## Work to be completed
Scan the entries below and report only how many lines contain "power".

BEGIN Provided material

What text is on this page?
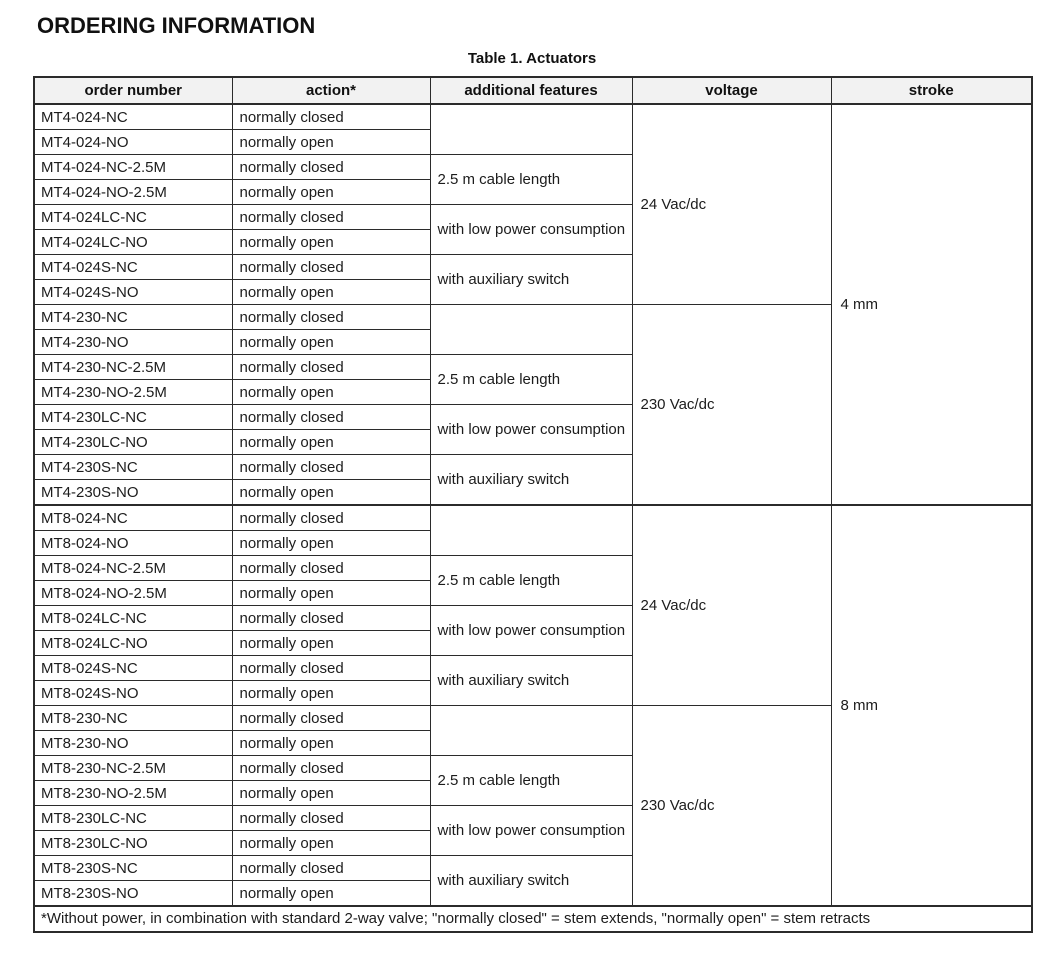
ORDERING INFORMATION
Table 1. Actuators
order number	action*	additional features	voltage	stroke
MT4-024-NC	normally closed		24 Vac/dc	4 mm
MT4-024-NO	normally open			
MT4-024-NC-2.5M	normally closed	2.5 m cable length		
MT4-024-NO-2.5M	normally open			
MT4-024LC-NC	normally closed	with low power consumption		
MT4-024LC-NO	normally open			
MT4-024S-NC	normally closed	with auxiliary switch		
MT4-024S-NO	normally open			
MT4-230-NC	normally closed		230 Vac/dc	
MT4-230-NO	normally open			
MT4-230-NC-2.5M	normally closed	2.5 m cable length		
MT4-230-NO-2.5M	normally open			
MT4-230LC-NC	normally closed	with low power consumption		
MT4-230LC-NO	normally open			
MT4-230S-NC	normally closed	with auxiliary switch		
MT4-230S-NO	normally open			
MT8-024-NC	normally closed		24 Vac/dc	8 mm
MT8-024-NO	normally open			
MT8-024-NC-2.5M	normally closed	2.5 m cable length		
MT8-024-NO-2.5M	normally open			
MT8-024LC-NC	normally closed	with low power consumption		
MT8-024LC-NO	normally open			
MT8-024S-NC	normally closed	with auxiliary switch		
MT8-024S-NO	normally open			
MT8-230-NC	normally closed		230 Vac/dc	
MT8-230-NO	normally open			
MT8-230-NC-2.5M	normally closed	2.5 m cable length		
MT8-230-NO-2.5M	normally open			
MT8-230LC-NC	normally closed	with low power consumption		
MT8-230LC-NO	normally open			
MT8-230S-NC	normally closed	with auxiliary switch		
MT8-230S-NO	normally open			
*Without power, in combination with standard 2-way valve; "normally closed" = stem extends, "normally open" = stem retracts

END Provided material

## Complete output
5